▶ **PROBLEM TO SOLVE**: What you return should match every record exactly, with the images removed.

- - -

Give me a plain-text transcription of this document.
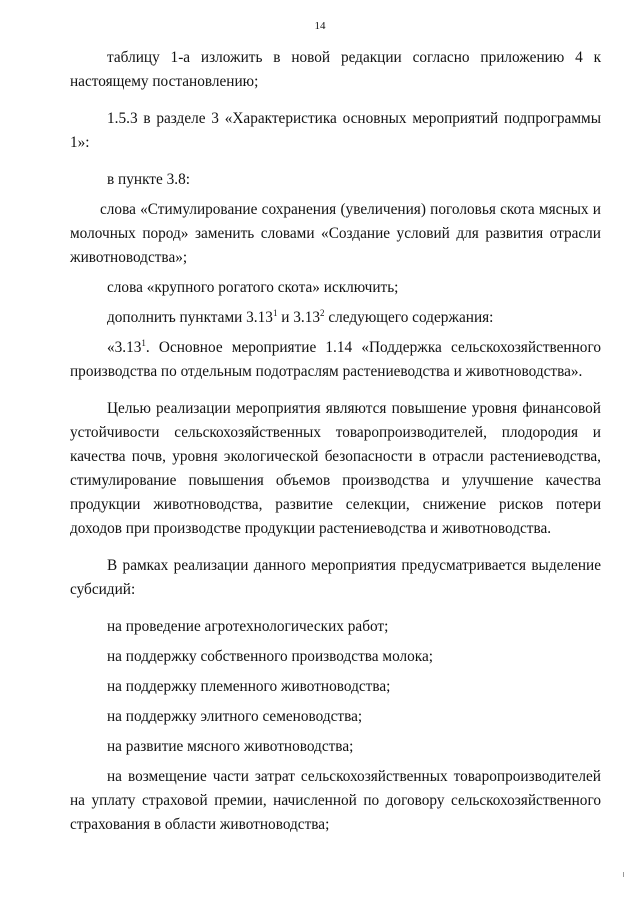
14

таблицу 1-а изложить в новой редакции согласно приложению 4 к настоящему постановлению;

1.5.3 в разделе 3 «Характеристика основных мероприятий подпрограммы 1»:

в пункте 3.8:

слова «Стимулирование сохранения (увеличения) поголовья скота мясных и молочных пород» заменить словами «Создание условий для развития отрасли животноводства»;

слова «крупного рогатого скота» исключить;

дополнить пунктами 3.13$^1$ и 3.13$^2$ следующего содержания:

«3.13$^1$. Основное мероприятие 1.14 «Поддержка сельскохозяйственного производства по отдельным подотраслям растениеводства и животноводства».

Целью реализации мероприятия являются повышение уровня финансовой устойчивости сельскохозяйственных товаропроизводителей, плодородия и качества почв, уровня экологической безопасности в отрасли растениеводства, стимулирование повышения объемов производства и улучшение качества продукции животноводства, развитие селекции, снижение рисков потери доходов при производстве продукции растениеводства и животноводства.

В рамках реализации данного мероприятия предусматривается выделение субсидий:

на проведение агротехнологических работ;

на поддержку собственного производства молока;

на поддержку племенного животноводства;

на поддержку элитного семеноводства;

на развитие мясного животноводства;

на возмещение части затрат сельскохозяйственных товаропроизводителей на уплату страховой премии, начисленной по договору сельскохозяйственного страхования в области животноводства;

- - -

▶ **SOLUTION FOR THIS PROBLEM**:
Give me a plain-text transcription of this document.
14

таблицу 1-а изложить в новой редакции согласно приложению 4 к настоящему постановлению;

1.5.3 в разделе 3 «Характеристика основных мероприятий подпрограммы 1»:

в пункте 3.8:

слова «Стимулирование сохранения (увеличения) поголовья скота мясных и молочных пород» заменить словами «Создание условий для развития отрасли животноводства»;

слова «крупного рогатого скота» исключить;

дополнить пунктами 3.13$^1$ и 3.13$^2$ следующего содержания:

«3.13$^1$. Основное мероприятие 1.14 «Поддержка сельскохозяйственного производства по отдельным подотраслям растениеводства и животноводства».

Целью реализации мероприятия являются повышение уровня финансовой устойчивости сельскохозяйственных товаропроизводителей, плодородия и качества почв, уровня экологической безопасности в отрасли растениеводства, стимулирование повышения объемов производства и улучшение качества продукции животноводства, развитие селекции, снижение рисков потери доходов при производстве продукции растениеводства и животноводства.

В рамках реализации данного мероприятия предусматривается выделение субсидий:

на проведение агротехнологических работ;

на поддержку собственного производства молока;

на поддержку племенного животноводства;

на поддержку элитного семеноводства;

на развитие мясного животноводства;

на возмещение части затрат сельскохозяйственных товаропроизводителей на уплату страховой премии, начисленной по договору сельскохозяйственного страхования в области животноводства;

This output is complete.